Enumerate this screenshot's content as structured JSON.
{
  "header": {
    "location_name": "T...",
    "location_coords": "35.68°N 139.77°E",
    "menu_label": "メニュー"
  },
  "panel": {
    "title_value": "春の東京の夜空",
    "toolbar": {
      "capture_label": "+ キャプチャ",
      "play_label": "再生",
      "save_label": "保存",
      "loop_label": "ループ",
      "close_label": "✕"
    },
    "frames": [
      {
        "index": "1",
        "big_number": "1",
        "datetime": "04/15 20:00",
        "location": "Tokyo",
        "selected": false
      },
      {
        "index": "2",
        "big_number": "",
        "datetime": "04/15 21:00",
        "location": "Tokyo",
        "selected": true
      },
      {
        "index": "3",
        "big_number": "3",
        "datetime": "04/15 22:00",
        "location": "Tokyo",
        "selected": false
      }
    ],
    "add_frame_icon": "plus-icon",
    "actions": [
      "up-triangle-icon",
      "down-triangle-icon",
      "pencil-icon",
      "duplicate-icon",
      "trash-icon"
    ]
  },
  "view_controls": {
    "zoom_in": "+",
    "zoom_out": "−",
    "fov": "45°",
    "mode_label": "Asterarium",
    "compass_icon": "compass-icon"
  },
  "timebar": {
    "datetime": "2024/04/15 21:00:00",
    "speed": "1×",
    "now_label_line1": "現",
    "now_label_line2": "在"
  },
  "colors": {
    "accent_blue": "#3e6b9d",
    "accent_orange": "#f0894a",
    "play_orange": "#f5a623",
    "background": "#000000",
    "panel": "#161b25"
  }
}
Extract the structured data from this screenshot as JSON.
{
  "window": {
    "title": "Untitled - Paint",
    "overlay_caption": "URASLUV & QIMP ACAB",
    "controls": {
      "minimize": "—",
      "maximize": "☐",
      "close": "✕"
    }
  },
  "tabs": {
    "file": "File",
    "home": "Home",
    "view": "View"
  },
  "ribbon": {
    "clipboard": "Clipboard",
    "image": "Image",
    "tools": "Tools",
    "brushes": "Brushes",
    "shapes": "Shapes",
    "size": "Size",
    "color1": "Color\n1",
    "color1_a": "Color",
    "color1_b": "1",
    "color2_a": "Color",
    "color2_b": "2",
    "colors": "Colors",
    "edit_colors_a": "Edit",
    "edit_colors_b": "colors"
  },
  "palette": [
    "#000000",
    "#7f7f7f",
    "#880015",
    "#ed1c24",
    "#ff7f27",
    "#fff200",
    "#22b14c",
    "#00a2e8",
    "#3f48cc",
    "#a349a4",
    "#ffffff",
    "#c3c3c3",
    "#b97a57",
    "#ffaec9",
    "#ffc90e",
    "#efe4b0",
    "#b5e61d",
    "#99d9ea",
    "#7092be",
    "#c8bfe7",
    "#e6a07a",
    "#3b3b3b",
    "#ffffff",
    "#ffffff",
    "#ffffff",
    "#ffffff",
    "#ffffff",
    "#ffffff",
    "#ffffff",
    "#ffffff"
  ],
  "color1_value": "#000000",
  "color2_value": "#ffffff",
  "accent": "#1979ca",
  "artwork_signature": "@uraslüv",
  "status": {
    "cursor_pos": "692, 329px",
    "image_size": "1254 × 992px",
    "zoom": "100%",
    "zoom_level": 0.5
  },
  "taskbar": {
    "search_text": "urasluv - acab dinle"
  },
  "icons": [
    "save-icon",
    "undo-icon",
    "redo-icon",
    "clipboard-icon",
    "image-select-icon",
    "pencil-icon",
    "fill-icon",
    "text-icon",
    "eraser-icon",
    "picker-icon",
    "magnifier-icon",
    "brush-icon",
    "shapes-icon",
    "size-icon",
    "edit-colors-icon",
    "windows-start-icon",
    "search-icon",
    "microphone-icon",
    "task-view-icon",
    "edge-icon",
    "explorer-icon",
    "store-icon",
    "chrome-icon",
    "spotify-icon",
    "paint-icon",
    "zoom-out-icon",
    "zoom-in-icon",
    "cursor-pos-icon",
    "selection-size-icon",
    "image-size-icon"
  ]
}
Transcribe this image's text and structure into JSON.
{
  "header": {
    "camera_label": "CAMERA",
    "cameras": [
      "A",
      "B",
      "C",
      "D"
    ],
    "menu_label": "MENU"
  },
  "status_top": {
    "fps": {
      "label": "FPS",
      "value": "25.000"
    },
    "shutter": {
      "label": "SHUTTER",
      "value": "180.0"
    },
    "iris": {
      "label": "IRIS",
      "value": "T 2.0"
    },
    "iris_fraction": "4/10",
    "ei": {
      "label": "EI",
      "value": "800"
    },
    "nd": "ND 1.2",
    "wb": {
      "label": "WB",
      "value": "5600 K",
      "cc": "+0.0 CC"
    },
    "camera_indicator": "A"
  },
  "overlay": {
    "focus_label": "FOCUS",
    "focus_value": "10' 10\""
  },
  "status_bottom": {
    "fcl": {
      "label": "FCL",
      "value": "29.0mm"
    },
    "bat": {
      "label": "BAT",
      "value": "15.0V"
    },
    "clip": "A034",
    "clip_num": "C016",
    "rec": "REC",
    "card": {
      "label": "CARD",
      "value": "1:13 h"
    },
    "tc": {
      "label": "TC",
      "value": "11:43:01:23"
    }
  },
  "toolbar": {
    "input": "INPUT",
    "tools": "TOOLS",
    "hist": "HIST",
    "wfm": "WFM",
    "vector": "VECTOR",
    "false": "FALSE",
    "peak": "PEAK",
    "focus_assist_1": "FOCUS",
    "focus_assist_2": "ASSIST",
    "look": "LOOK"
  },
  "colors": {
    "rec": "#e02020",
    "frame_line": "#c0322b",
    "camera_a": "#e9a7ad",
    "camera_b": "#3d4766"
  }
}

- - - - -

— Goal of the exercise —
Copy each line of the listing that holds the word "this".

— Full response —
Enumerate this screenshot's content as structured JSON.
Extract the structured data from this screenshot as JSON.
Transcribe this image's text and structure into JSON.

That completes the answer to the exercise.